__Description of the task__: All the data below goes into the copy word for word, but the pictures don't.
--- Start of Exercise input ---
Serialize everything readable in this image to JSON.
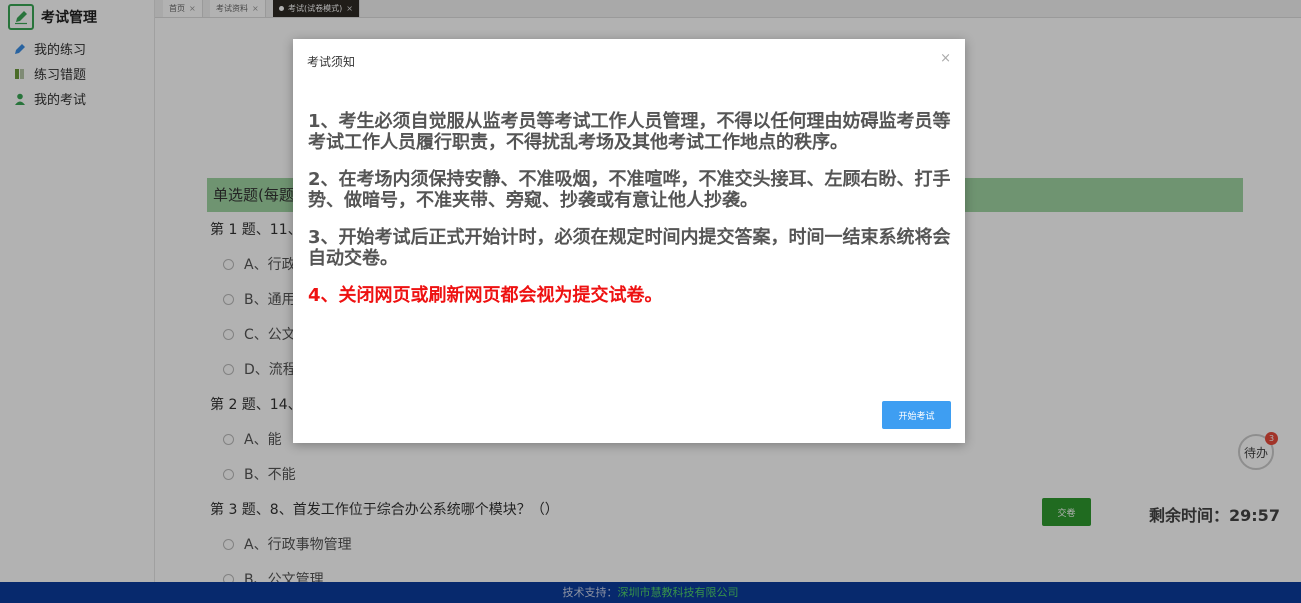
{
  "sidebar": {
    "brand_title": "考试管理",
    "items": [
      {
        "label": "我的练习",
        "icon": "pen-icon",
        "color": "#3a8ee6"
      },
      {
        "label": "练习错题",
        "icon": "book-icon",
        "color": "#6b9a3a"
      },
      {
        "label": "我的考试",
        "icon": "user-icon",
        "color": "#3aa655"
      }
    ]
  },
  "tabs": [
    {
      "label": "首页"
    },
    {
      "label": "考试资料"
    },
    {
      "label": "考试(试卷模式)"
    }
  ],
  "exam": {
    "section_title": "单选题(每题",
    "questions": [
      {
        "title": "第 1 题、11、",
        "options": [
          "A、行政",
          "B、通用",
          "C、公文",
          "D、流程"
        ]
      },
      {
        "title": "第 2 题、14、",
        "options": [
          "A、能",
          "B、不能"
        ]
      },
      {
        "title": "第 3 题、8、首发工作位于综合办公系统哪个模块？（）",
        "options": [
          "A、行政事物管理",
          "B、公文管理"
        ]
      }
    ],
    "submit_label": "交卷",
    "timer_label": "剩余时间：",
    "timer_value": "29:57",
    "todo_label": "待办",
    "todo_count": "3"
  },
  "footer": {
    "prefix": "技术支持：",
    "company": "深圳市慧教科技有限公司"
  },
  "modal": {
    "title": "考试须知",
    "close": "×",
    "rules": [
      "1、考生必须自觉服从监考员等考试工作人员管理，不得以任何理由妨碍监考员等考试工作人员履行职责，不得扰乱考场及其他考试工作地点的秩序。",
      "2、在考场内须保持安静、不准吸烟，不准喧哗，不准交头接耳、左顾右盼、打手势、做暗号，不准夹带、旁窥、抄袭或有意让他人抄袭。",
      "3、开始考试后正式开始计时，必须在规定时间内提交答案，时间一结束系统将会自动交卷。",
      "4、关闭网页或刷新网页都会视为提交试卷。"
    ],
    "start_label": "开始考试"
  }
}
--- End of Exercise input ---
__Task solution__:
Serialize everything readable in this image to JSON.
{
  "sidebar": {
    "brand_title": "考试管理",
    "items": [
      {
        "label": "我的练习",
        "icon": "pen-icon",
        "color": "#3a8ee6"
      },
      {
        "label": "练习错题",
        "icon": "book-icon",
        "color": "#6b9a3a"
      },
      {
        "label": "我的考试",
        "icon": "user-icon",
        "color": "#3aa655"
      }
    ]
  },
  "tabs": [
    {
      "label": "首页"
    },
    {
      "label": "考试资料"
    },
    {
      "label": "考试(试卷模式)"
    }
  ],
  "exam": {
    "section_title": "单选题(每题",
    "questions": [
      {
        "title": "第 1 题、11、",
        "options": [
          "A、行政",
          "B、通用",
          "C、公文",
          "D、流程"
        ]
      },
      {
        "title": "第 2 题、14、",
        "options": [
          "A、能",
          "B、不能"
        ]
      },
      {
        "title": "第 3 题、8、首发工作位于综合办公系统哪个模块？（）",
        "options": [
          "A、行政事物管理",
          "B、公文管理"
        ]
      }
    ],
    "submit_label": "交卷",
    "timer_label": "剩余时间：",
    "timer_value": "29:57",
    "todo_label": "待办",
    "todo_count": "3"
  },
  "footer": {
    "prefix": "技术支持：",
    "company": "深圳市慧教科技有限公司"
  },
  "modal": {
    "title": "考试须知",
    "close": "×",
    "rules": [
      "1、考生必须自觉服从监考员等考试工作人员管理，不得以任何理由妨碍监考员等考试工作人员履行职责，不得扰乱考场及其他考试工作地点的秩序。",
      "2、在考场内须保持安静、不准吸烟，不准喧哗，不准交头接耳、左顾右盼、打手势、做暗号，不准夹带、旁窥、抄袭或有意让他人抄袭。",
      "3、开始考试后正式开始计时，必须在规定时间内提交答案，时间一结束系统将会自动交卷。",
      "4、关闭网页或刷新网页都会视为提交试卷。"
    ],
    "start_label": "开始考试"
  }
}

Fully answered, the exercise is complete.